▶ _Task_: Will you write out all the entries below exactly?

▶ _Records shown_:
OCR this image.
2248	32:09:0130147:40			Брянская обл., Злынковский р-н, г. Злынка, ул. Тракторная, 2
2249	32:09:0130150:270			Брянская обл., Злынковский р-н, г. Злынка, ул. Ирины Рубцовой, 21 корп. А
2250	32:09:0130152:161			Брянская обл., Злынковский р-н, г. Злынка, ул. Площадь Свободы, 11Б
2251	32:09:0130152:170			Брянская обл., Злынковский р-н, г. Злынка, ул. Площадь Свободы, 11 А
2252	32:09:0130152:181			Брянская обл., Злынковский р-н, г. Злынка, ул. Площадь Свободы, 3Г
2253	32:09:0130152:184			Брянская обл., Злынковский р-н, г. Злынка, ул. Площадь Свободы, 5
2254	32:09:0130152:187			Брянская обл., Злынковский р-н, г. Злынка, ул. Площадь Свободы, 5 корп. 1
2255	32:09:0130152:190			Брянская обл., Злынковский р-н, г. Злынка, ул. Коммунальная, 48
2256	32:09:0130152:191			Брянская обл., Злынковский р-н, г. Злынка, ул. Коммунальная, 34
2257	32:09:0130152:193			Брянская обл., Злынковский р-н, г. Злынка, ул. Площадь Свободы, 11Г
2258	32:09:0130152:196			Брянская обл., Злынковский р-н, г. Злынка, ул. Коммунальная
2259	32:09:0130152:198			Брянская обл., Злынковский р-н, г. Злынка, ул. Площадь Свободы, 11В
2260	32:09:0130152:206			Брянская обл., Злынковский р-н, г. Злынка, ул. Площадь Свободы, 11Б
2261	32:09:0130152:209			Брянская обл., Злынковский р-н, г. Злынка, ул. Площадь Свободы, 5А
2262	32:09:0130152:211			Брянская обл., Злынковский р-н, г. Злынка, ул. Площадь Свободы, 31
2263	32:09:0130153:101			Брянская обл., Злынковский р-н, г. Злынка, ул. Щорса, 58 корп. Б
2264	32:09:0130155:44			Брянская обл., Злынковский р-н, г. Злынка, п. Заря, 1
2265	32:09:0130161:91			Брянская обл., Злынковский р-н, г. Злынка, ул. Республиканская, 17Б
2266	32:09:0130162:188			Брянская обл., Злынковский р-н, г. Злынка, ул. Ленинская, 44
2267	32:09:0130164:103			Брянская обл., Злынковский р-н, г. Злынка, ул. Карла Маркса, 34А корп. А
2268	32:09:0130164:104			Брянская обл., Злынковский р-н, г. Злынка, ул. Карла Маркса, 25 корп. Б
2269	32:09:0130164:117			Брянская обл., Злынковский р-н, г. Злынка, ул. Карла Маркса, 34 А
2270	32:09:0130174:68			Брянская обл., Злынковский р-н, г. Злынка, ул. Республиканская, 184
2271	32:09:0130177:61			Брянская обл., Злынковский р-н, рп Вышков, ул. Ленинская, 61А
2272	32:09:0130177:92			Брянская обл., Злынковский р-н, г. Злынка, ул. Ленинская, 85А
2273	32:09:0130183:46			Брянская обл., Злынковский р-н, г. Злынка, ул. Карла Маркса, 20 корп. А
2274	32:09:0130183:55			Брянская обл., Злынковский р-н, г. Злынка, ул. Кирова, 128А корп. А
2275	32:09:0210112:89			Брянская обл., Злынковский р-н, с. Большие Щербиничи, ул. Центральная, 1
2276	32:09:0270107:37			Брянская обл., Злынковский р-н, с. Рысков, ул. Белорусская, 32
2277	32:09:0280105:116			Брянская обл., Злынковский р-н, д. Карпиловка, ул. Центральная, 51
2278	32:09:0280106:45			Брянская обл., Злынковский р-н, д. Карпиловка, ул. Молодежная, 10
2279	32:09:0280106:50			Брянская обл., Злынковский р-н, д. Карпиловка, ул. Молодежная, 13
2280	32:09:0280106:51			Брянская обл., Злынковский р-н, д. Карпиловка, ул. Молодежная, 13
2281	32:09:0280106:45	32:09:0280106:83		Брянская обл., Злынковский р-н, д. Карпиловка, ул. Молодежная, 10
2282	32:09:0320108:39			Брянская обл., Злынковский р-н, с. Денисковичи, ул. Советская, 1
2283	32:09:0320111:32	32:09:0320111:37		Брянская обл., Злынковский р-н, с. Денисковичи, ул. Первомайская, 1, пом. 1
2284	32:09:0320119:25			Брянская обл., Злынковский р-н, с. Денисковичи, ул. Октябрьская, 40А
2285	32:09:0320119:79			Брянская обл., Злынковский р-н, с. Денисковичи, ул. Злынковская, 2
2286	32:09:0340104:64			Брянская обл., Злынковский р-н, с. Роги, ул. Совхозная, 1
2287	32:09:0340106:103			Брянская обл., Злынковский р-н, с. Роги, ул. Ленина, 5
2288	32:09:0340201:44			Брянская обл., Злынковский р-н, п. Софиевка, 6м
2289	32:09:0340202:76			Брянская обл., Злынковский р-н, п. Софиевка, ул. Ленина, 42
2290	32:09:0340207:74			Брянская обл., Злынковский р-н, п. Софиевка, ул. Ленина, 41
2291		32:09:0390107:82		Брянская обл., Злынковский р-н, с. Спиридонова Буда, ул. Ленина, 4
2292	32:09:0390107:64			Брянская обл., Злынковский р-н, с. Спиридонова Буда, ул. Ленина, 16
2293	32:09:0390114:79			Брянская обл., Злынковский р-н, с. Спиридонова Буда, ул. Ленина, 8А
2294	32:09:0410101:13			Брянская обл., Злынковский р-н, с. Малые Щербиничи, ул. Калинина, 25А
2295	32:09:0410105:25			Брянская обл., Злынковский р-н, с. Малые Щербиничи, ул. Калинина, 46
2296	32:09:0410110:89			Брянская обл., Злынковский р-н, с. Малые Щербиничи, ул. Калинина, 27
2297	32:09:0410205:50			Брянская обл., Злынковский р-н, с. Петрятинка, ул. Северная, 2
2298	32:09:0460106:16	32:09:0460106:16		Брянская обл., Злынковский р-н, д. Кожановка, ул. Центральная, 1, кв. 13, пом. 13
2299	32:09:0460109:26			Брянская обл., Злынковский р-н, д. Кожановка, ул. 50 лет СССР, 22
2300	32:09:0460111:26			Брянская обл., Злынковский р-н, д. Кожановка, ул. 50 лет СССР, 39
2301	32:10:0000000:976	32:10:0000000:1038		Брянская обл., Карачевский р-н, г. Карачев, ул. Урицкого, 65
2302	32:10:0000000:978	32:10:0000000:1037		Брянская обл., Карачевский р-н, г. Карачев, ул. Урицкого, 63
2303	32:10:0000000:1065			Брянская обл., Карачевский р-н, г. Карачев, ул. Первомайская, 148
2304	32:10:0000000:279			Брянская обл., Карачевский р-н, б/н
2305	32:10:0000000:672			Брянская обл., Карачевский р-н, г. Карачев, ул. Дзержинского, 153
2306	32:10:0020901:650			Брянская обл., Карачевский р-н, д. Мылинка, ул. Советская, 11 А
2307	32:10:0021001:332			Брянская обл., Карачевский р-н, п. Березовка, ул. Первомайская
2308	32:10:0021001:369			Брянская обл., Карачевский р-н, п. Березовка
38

▶ _The answer_:
OCR this image.
2248	32:09:0130147:40			Брянская обл., Злынковский р-н, г. Злынка, ул. Тракторная, 2
2249	32:09:0130150:270			Брянская обл., Злынковский р-н, г. Злынка, ул. Ирины Рубцовой, 21 корп. А
2250	32:09:0130152:161			Брянская обл., Злынковский р-н, г. Злынка, ул. Площадь Свободы, 11Б
2251	32:09:0130152:170			Брянская обл., Злынковский р-н, г. Злынка, ул. Площадь Свободы, 11 А
2252	32:09:0130152:181			Брянская обл., Злынковский р-н, г. Злынка, ул. Площадь Свободы, 3Г
2253	32:09:0130152:184			Брянская обл., Злынковский р-н, г. Злынка, ул. Площадь Свободы, 5
2254	32:09:0130152:187			Брянская обл., Злынковский р-н, г. Злынка, ул. Площадь Свободы, 5 корп. 1
2255	32:09:0130152:190			Брянская обл., Злынковский р-н, г. Злынка, ул. Коммунальная, 48
2256	32:09:0130152:191			Брянская обл., Злынковский р-н, г. Злынка, ул. Коммунальная, 34
2257	32:09:0130152:193			Брянская обл., Злынковский р-н, г. Злынка, ул. Площадь Свободы, 11Г
2258	32:09:0130152:196			Брянская обл., Злынковский р-н, г. Злынка, ул. Коммунальная
2259	32:09:0130152:198			Брянская обл., Злынковский р-н, г. Злынка, ул. Площадь Свободы, 11В
2260	32:09:0130152:206			Брянская обл., Злынковский р-н, г. Злынка, ул. Площадь Свободы, 11Б
2261	32:09:0130152:209			Брянская обл., Злынковский р-н, г. Злынка, ул. Площадь Свободы, 5А
2262	32:09:0130152:211			Брянская обл., Злынковский р-н, г. Злынка, ул. Площадь Свободы, 31
2263	32:09:0130153:101			Брянская обл., Злынковский р-н, г. Злынка, ул. Щорса, 58 корп. Б
2264	32:09:0130155:44			Брянская обл., Злынковский р-н, г. Злынка, п. Заря, 1
2265	32:09:0130161:91			Брянская обл., Злынковский р-н, г. Злынка, ул. Республиканская, 17Б
2266	32:09:0130162:188			Брянская обл., Злынковский р-н, г. Злынка, ул. Ленинская, 44
2267	32:09:0130164:103			Брянская обл., Злынковский р-н, г. Злынка, ул. Карла Маркса, 34А корп. А
2268	32:09:0130164:104			Брянская обл., Злынковский р-н, г. Злынка, ул. Карла Маркса, 25 корп. Б
2269	32:09:0130164:117			Брянская обл., Злынковский р-н, г. Злынка, ул. Карла Маркса, 34 А
2270	32:09:0130174:68			Брянская обл., Злынковский р-н, г. Злынка, ул. Республиканская, 184
2271	32:09:0130177:61			Брянская обл., Злынковский р-н, рп Вышков, ул. Ленинская, 61А
2272	32:09:0130177:92			Брянская обл., Злынковский р-н, г. Злынка, ул. Ленинская, 85А
2273	32:09:0130183:46			Брянская обл., Злынковский р-н, г. Злынка, ул. Карла Маркса, 20 корп. А
2274	32:09:0130183:55			Брянская обл., Злынковский р-н, г. Злынка, ул. Кирова, 128А корп. А
2275	32:09:0210112:89			Брянская обл., Злынковский р-н, с. Большие Щербиничи, ул. Центральная, 1
2276	32:09:0270107:37			Брянская обл., Злынковский р-н, с. Рысков, ул. Белорусская, 32
2277	32:09:0280105:116			Брянская обл., Злынковский р-н, д. Карпиловка, ул. Центральная, 51
2278	32:09:0280106:45			Брянская обл., Злынковский р-н, д. Карпиловка, ул. Молодежная, 10
2279	32:09:0280106:50			Брянская обл., Злынковский р-н, д. Карпиловка, ул. Молодежная, 13
2280	32:09:0280106:51			Брянская обл., Злынковский р-н, д. Карпиловка, ул. Молодежная, 13
2281	32:09:0280106:45	32:09:0280106:83		Брянская обл., Злынковский р-н, д. Карпиловка, ул. Молодежная, 10
2282	32:09:0320108:39			Брянская обл., Злынковский р-н, с. Денисковичи, ул. Советская, 1
2283	32:09:0320111:32	32:09:0320111:37		Брянская обл., Злынковский р-н, с. Денисковичи, ул. Первомайская, 1, пом. 1
2284	32:09:0320119:25			Брянская обл., Злынковский р-н, с. Денисковичи, ул. Октябрьская, 40А
2285	32:09:0320119:79			Брянская обл., Злынковский р-н, с. Денисковичи, ул. Злынковская, 2
2286	32:09:0340104:64			Брянская обл., Злынковский р-н, с. Роги, ул. Совхозная, 1
2287	32:09:0340106:103			Брянская обл., Злынковский р-н, с. Роги, ул. Ленина, 5
2288	32:09:0340201:44			Брянская обл., Злынковский р-н, п. Софиевка, 6м
2289	32:09:0340202:76			Брянская обл., Злынковский р-н, п. Софиевка, ул. Ленина, 42
2290	32:09:0340207:74			Брянская обл., Злынковский р-н, п. Софиевка, ул. Ленина, 41
2291		32:09:0390107:82		Брянская обл., Злынковский р-н, с. Спиридонова Буда, ул. Ленина, 4
2292	32:09:0390107:64			Брянская обл., Злынковский р-н, с. Спиридонова Буда, ул. Ленина, 16
2293	32:09:0390114:79			Брянская обл., Злынковский р-н, с. Спиридонова Буда, ул. Ленина, 8А
2294	32:09:0410101:13			Брянская обл., Злынковский р-н, с. Малые Щербиничи, ул. Калинина, 25А
2295	32:09:0410105:25			Брянская обл., Злынковский р-н, с. Малые Щербиничи, ул. Калинина, 46
2296	32:09:0410110:89			Брянская обл., Злынковский р-н, с. Малые Щербиничи, ул. Калинина, 27
2297	32:09:0410205:50			Брянская обл., Злынковский р-н, с. Петрятинка, ул. Северная, 2
2298	32:09:0460106:16	32:09:0460106:16		Брянская обл., Злынковский р-н, д. Кожановка, ул. Центральная, 1, кв. 13, пом. 13
2299	32:09:0460109:26			Брянская обл., Злынковский р-н, д. Кожановка, ул. 50 лет СССР, 22
2300	32:09:0460111:26			Брянская обл., Злынковский р-н, д. Кожановка, ул. 50 лет СССР, 39
2301	32:10:0000000:976	32:10:0000000:1038		Брянская обл., Карачевский р-н, г. Карачев, ул. Урицкого, 65
2302	32:10:0000000:978	32:10:0000000:1037		Брянская обл., Карачевский р-н, г. Карачев, ул. Урицкого, 63
2303	32:10:0000000:1065			Брянская обл., Карачевский р-н, г. Карачев, ул. Первомайская, 148
2304	32:10:0000000:279			Брянская обл., Карачевский р-н, б/н
2305	32:10:0000000:672			Брянская обл., Карачевский р-н, г. Карачев, ул. Дзержинского, 153
2306	32:10:0020901:650			Брянская обл., Карачевский р-н, д. Мылинка, ул. Советская, 11 А
2307	32:10:0021001:332			Брянская обл., Карачевский р-н, п. Березовка, ул. Первомайская
2308	32:10:0021001:369			Брянская обл., Карачевский р-н, п. Березовка
38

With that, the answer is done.